* Problem to work on: In the data below, find each line containing the string "JSON" and return it.

* Extracted data entries:
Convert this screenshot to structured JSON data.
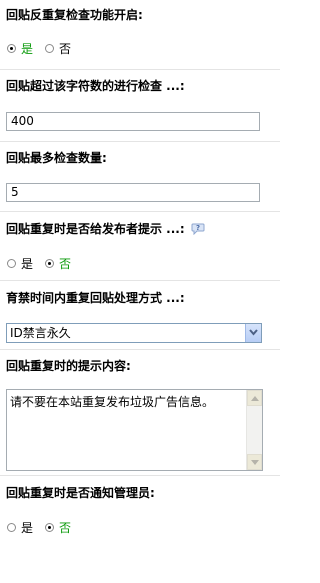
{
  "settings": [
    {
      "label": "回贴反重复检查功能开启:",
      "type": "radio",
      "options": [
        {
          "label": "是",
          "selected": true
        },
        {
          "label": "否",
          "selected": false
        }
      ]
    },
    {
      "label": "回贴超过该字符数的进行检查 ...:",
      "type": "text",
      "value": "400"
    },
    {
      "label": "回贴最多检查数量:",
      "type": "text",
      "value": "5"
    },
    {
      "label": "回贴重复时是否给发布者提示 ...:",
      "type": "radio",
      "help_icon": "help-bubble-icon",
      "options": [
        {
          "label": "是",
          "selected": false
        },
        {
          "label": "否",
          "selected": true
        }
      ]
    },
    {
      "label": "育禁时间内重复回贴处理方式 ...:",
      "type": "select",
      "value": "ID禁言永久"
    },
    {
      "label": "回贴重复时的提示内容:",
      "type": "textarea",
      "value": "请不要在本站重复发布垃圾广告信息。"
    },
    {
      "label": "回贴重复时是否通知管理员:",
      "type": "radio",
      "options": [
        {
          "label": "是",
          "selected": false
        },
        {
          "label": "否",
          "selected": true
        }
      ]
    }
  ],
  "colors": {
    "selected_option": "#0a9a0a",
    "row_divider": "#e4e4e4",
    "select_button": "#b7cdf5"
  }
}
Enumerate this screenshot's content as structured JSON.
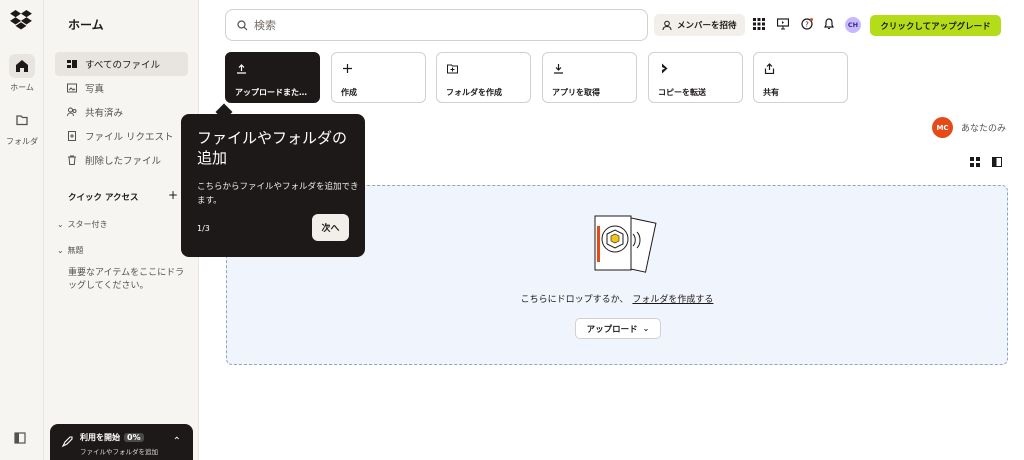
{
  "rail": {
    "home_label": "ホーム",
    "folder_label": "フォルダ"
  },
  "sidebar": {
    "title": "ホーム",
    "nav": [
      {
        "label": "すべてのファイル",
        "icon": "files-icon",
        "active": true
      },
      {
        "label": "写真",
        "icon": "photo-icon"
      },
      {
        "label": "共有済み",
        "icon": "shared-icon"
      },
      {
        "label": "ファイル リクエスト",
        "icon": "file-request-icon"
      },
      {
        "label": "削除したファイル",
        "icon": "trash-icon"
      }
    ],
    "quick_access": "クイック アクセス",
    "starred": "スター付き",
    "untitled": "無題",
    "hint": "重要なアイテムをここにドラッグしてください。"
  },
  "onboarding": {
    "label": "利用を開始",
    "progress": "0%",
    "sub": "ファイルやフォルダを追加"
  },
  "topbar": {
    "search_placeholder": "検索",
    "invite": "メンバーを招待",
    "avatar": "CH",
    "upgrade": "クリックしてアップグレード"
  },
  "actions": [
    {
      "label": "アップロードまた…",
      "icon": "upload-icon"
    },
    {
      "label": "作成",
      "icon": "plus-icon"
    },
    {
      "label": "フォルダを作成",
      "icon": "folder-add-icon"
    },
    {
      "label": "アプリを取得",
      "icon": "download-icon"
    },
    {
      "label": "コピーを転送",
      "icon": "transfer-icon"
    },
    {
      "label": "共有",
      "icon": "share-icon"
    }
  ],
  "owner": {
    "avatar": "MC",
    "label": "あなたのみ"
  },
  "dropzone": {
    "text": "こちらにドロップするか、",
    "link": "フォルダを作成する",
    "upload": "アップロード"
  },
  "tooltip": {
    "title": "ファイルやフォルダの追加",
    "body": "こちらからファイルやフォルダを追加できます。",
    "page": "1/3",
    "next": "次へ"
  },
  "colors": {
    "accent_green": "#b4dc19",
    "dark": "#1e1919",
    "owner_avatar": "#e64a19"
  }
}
...
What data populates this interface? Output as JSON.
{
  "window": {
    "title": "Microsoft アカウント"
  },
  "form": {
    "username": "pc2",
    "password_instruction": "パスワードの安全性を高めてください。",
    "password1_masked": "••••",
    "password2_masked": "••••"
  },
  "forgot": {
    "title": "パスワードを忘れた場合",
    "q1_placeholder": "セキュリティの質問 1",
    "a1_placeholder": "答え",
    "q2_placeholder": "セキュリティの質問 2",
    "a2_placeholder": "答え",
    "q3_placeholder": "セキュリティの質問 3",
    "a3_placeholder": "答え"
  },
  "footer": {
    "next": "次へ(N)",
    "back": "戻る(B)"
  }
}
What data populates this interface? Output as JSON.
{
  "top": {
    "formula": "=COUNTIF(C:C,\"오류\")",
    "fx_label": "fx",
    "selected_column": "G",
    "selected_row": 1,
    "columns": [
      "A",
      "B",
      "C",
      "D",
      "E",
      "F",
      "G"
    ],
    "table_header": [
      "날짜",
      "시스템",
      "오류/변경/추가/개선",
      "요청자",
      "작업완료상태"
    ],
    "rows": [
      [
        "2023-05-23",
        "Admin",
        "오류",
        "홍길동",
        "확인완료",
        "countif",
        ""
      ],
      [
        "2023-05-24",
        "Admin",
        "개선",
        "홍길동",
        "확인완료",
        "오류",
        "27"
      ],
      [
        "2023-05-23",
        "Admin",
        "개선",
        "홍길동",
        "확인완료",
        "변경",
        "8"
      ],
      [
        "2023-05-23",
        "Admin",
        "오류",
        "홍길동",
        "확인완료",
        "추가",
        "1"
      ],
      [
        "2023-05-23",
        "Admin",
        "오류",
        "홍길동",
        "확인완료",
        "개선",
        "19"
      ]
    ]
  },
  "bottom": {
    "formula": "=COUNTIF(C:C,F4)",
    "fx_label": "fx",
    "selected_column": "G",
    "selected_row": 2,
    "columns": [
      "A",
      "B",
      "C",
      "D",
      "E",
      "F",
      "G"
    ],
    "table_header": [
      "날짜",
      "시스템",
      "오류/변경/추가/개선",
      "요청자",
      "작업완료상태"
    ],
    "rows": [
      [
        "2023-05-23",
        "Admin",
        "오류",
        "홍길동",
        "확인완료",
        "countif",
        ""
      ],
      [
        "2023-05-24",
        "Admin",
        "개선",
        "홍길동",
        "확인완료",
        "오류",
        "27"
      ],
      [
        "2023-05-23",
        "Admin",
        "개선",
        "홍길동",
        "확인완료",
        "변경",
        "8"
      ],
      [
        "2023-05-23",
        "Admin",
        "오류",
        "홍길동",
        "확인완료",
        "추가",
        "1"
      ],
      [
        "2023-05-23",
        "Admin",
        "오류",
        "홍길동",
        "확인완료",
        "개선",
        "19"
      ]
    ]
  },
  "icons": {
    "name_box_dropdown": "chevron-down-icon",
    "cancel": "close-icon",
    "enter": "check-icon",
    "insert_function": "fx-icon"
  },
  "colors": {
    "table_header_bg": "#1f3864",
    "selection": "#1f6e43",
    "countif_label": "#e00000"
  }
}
==
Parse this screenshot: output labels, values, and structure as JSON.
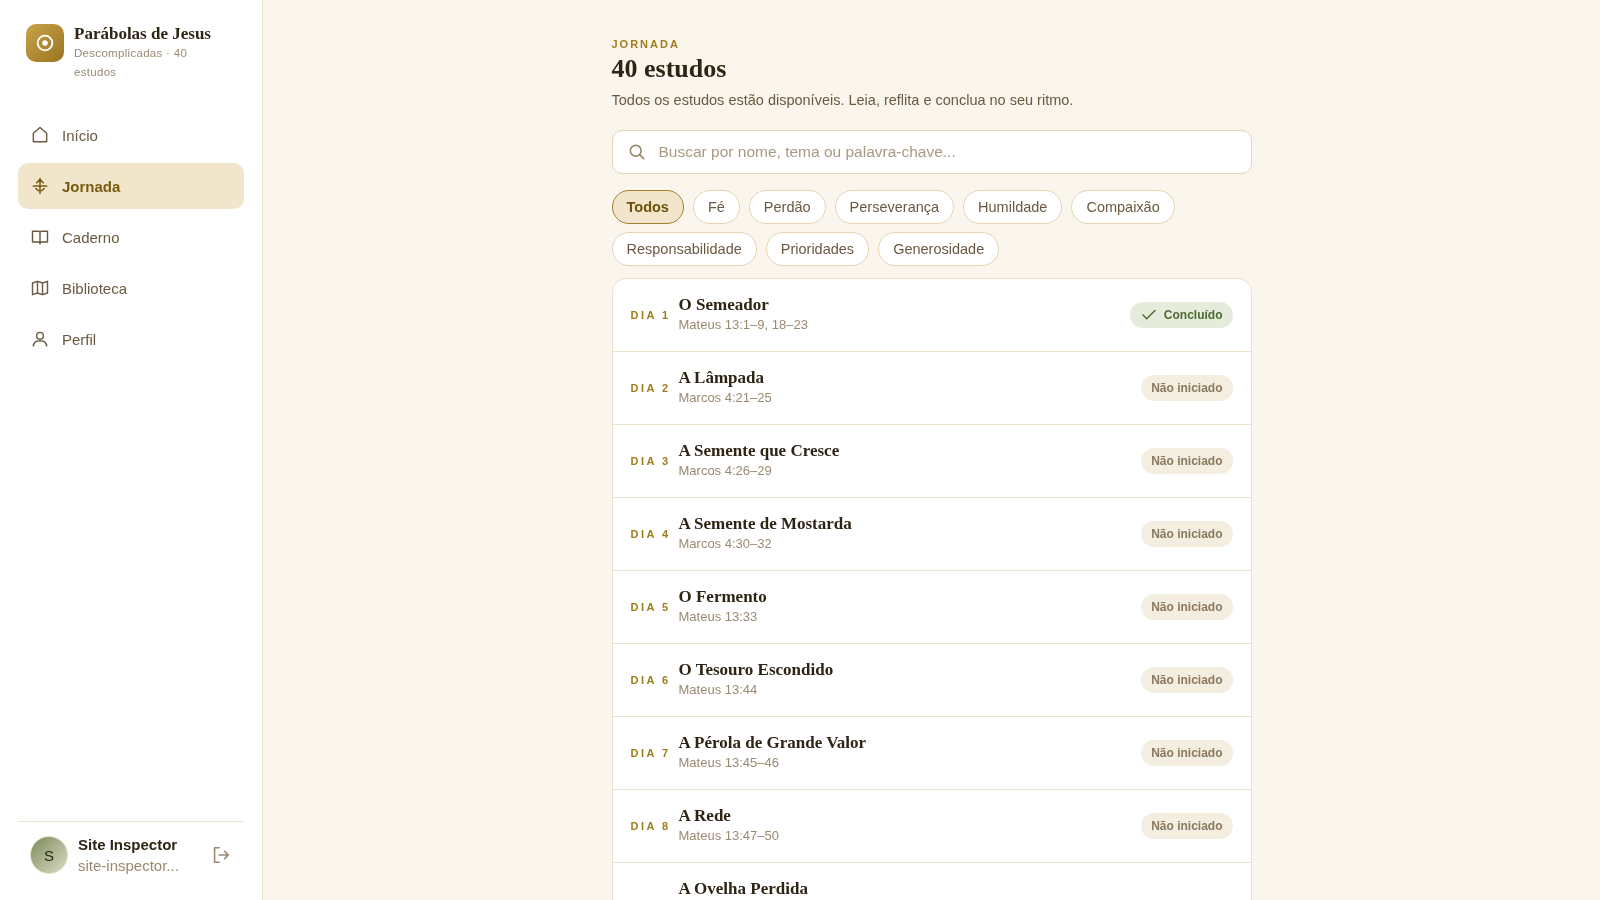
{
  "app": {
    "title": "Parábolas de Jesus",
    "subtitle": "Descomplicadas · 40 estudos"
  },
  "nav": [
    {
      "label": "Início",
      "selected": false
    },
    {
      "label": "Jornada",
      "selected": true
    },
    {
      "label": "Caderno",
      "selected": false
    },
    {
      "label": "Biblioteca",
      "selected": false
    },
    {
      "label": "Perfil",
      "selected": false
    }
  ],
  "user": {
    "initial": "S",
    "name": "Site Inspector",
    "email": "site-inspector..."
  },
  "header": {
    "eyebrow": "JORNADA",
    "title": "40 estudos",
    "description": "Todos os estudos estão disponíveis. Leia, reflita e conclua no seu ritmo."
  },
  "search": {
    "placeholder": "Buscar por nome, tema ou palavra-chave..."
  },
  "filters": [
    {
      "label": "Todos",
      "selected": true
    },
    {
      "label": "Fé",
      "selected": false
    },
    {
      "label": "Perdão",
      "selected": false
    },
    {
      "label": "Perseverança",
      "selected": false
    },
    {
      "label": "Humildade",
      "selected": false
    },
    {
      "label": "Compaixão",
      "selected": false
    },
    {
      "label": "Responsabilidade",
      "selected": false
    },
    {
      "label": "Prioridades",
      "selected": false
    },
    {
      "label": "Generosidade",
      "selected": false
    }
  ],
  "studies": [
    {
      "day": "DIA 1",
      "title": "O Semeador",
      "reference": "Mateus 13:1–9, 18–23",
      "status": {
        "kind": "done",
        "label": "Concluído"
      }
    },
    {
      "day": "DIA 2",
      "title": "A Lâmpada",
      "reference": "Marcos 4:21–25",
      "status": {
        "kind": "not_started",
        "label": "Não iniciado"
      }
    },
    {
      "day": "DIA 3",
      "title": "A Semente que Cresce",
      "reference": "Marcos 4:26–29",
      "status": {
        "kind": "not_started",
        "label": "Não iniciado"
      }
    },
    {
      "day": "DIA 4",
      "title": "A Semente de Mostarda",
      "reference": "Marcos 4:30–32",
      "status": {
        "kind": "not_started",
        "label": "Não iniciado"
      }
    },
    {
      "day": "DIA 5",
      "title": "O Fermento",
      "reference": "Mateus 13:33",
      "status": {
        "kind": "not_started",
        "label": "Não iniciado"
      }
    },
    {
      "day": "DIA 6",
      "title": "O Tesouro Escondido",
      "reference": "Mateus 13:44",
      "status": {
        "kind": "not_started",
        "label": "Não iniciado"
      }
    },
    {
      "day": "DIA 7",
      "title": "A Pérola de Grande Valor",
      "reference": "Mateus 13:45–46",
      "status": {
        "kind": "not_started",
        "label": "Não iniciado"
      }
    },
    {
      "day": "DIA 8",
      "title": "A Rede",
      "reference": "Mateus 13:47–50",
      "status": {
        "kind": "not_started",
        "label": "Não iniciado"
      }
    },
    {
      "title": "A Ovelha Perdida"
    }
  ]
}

* Full solution:
Convert this screenshot to structured JSON data.
Enumerate this screenshot's content as structured JSON.
What data populates this interface? Output as JSON.
What data populates this interface? Output as JSON.
Parse this screenshot: output labels, values, and structure as JSON.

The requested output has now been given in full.